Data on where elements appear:
════

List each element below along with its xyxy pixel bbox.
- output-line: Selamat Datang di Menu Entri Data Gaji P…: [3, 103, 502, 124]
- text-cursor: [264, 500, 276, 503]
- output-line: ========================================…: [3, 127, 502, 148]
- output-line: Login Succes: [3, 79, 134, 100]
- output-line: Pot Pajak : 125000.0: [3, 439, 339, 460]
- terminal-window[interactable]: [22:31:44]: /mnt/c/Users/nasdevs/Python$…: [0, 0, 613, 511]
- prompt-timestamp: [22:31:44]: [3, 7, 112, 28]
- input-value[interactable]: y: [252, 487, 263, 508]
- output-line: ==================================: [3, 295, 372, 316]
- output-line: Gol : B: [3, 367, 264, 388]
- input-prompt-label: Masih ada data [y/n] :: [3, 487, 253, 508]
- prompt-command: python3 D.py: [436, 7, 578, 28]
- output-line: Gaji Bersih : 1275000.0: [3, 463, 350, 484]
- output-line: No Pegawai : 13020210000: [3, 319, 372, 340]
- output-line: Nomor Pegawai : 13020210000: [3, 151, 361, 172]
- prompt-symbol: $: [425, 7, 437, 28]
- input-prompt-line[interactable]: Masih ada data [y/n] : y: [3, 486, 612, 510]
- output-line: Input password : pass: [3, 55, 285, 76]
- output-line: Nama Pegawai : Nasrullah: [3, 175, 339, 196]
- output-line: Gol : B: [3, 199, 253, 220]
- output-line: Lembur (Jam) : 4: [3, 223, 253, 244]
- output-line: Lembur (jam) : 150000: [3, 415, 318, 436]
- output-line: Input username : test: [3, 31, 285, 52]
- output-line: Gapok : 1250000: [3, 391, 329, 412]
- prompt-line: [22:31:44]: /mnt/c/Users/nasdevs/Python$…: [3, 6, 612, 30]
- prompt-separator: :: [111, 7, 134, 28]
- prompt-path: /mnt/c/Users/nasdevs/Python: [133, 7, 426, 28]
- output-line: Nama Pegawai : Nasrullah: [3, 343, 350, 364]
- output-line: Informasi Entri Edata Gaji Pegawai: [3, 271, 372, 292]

════

- [What you should do]: Format the data above as a JSON list of strings, with one string for each line and any blank lines omitted.

- [Correct output]:
[
  "List each element below along with its xyxy pixel bbox.",
  "- output-line: Selamat Datang di Menu Entri Data Gaji P…: [3, 103, 502, 124]",
  "- text-cursor: [264, 500, 276, 503]",
  "- output-line: ========================================…: [3, 127, 502, 148]",
  "- output-line: Login Succes: [3, 79, 134, 100]",
  "- output-line: Pot Pajak : 125000.0: [3, 439, 339, 460]",
  "- terminal-window[interactable]: [22:31:44]: /mnt/c/Users/nasdevs/Python$…: [0, 0, 613, 511]",
  "- prompt-timestamp: [22:31:44]: [3, 7, 112, 28]",
  "- input-value[interactable]: y: [252, 487, 263, 508]",
  "- output-line: ==================================: [3, 295, 372, 316]",
  "- output-line: Gol : B: [3, 367, 264, 388]",
  "- input-prompt-label: Masih ada data [y/n] :: [3, 487, 253, 508]",
  "- prompt-command: python3 D.py: [436, 7, 578, 28]",
  "- output-line: Gaji Bersih : 1275000.0: [3, 463, 350, 484]",
  "- output-line: No Pegawai : 13020210000: [3, 319, 372, 340]",
  "- output-line: Nomor Pegawai : 13020210000: [3, 151, 361, 172]",
  "- prompt-symbol: $: [425, 7, 437, 28]",
  "- input-prompt-line[interactable]: Masih ada data [y/n] : y: [3, 486, 612, 510]",
  "- output-line: Input password : pass: [3, 55, 285, 76]",
  "- output-line: Nama Pegawai : Nasrullah: [3, 175, 339, 196]",
  "- output-line: Gol : B: [3, 199, 253, 220]",
  "- output-line: Lembur (Jam) : 4: [3, 223, 253, 244]",
  "- output-line: Lembur (jam) : 150000: [3, 415, 318, 436]",
  "- output-line: Input username : test: [3, 31, 285, 52]",
  "- output-line: Gapok : 1250000: [3, 391, 329, 412]",
  "- prompt-line: [22:31:44]: /mnt/c/Users/nasdevs/Python$…: [3, 6, 612, 30]",
  "- prompt-separator: :: [111, 7, 134, 28]",
  "- prompt-path: /mnt/c/Users/nasdevs/Python: [133, 7, 426, 28]",
  "- output-line: Nama Pegawai : Nasrullah: [3, 343, 350, 364]",
  "- output-line: Informasi Entri Edata Gaji Pegawai: [3, 271, 372, 292]"
]